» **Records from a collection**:
----------

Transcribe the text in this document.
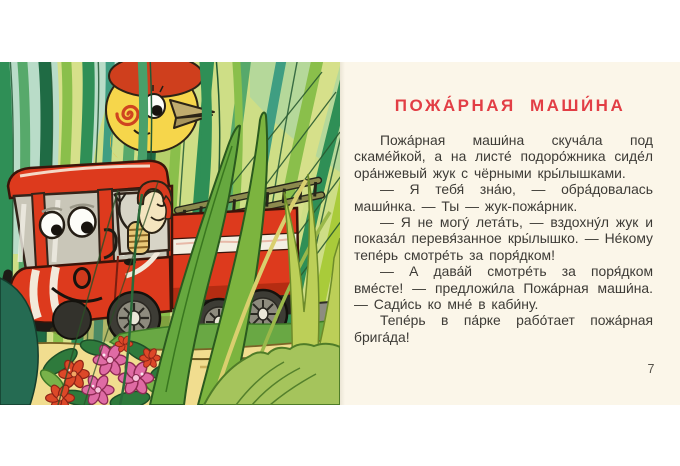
ПОЖА́РНАЯ МАШИ́НА

Пожа́рная маши́на скуча́ла под скаме́йкой, а на листе́ подоро́жника сиде́л ора́нжевый жук с чёрными кры́лышками.

— Я тебя́ зна́ю, — обра́довалась маши́нка. — Ты — жук-пожа́рник.

— Я не могу́ лета́ть, — вздохну́л жук и показа́л перевя́занное кры́лышко. — Не́кому тепе́рь смотре́ть за поря́дком!

— А дава́й смотре́ть за поря́дком вме́сте! — предложи́ла Пожа́рная маши́на. — Сади́сь ко мне́ в каби́ну.

Тепе́рь в па́рке рабо́тает пожа́рная брига́да!

7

----------

Repeat all the data as it stands, dropping any images it holds.

» **Response to this exercise**:
Transcribe the text in this document.
ПОЖА́РНАЯ МАШИ́НА

Пожа́рная маши́на скуча́ла под скаме́йкой, а на листе́ подоро́жника сиде́л ора́нжевый жук с чёрными кры́лышками.

— Я тебя́ зна́ю, — обра́довалась маши́нка. — Ты — жук-пожа́рник.

— Я не могу́ лета́ть, — вздохну́л жук и показа́л перевя́занное кры́лышко. — Не́кому тепе́рь смотре́ть за поря́дком!

— А дава́й смотре́ть за поря́дком вме́сте! — предложи́ла Пожа́рная маши́на. — Сади́сь ко мне́ в каби́ну.

Тепе́рь в па́рке рабо́тает пожа́рная брига́да!

7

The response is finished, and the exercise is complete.